* [Task requirements]: With the pictures left out, copy the listing below exactly.

* [Source data]:
──────────
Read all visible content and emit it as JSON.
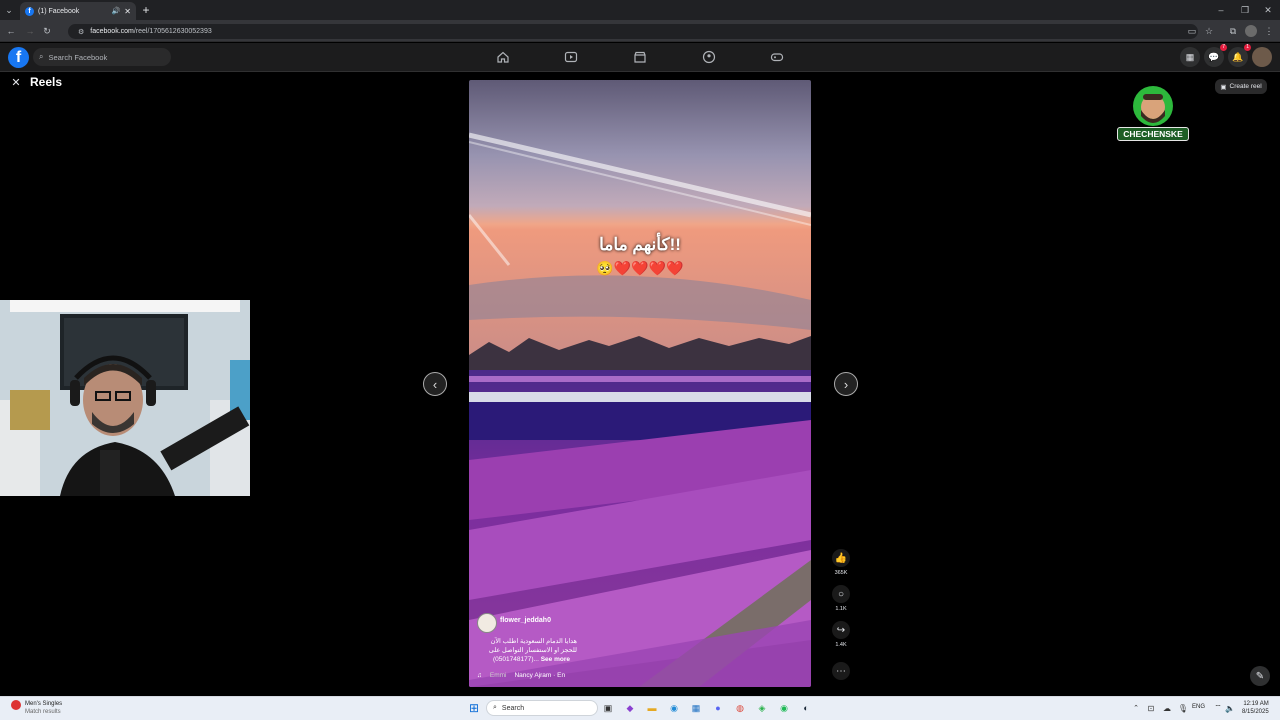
{
  "browser": {
    "tab_title": "(1) Facebook",
    "url_domain": "facebook.com",
    "url_path": "/reel/1705612630052393"
  },
  "header": {
    "logo_letter": "f",
    "search_placeholder": "Search Facebook",
    "messenger_badge": "7",
    "notifications_badge": "1"
  },
  "page": {
    "title": "Reels",
    "create_reel_label": "Create reel",
    "channel_logo_text": "CHECHENSKE"
  },
  "reel": {
    "overlay_line1": "كأنهم ماما!!",
    "overlay_emojis": "🥺❤️❤️❤️❤️",
    "author": "flower_jeddah0",
    "caption_line1": "هدايا الدمام السعودية اطلب الآن",
    "caption_line2": "للحجز او الاستفسار التواصل على",
    "caption_line3": "(0501748177)...",
    "see_more": "See more",
    "music_prefix": "Emmi",
    "music": "Nancy Ajram · En",
    "likes": "365K",
    "comments": "1.1K",
    "shares": "1.4K"
  },
  "taskbar": {
    "widget_title": "Men's Singles",
    "widget_subtitle": "Match results",
    "search_label": "Search",
    "lang": "ENG",
    "time": "12:19 AM",
    "date": "8/15/2025"
  },
  "colors": {
    "fb_blue": "#1877f2",
    "badge_red": "#e41e3f"
  }
}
──────────
* [Final answer]:
Read all visible content and emit it as JSON.
{
  "browser": {
    "tab_title": "(1) Facebook",
    "url_domain": "facebook.com",
    "url_path": "/reel/1705612630052393"
  },
  "header": {
    "logo_letter": "f",
    "search_placeholder": "Search Facebook",
    "messenger_badge": "7",
    "notifications_badge": "1"
  },
  "page": {
    "title": "Reels",
    "create_reel_label": "Create reel",
    "channel_logo_text": "CHECHENSKE"
  },
  "reel": {
    "overlay_line1": "كأنهم ماما!!",
    "overlay_emojis": "🥺❤️❤️❤️❤️",
    "author": "flower_jeddah0",
    "caption_line1": "هدايا الدمام السعودية اطلب الآن",
    "caption_line2": "للحجز او الاستفسار التواصل على",
    "caption_line3": "(0501748177)...",
    "see_more": "See more",
    "music_prefix": "Emmi",
    "music": "Nancy Ajram · En",
    "likes": "365K",
    "comments": "1.1K",
    "shares": "1.4K"
  },
  "taskbar": {
    "widget_title": "Men's Singles",
    "widget_subtitle": "Match results",
    "search_label": "Search",
    "lang": "ENG",
    "time": "12:19 AM",
    "date": "8/15/2025"
  },
  "colors": {
    "fb_blue": "#1877f2",
    "badge_red": "#e41e3f"
  }
}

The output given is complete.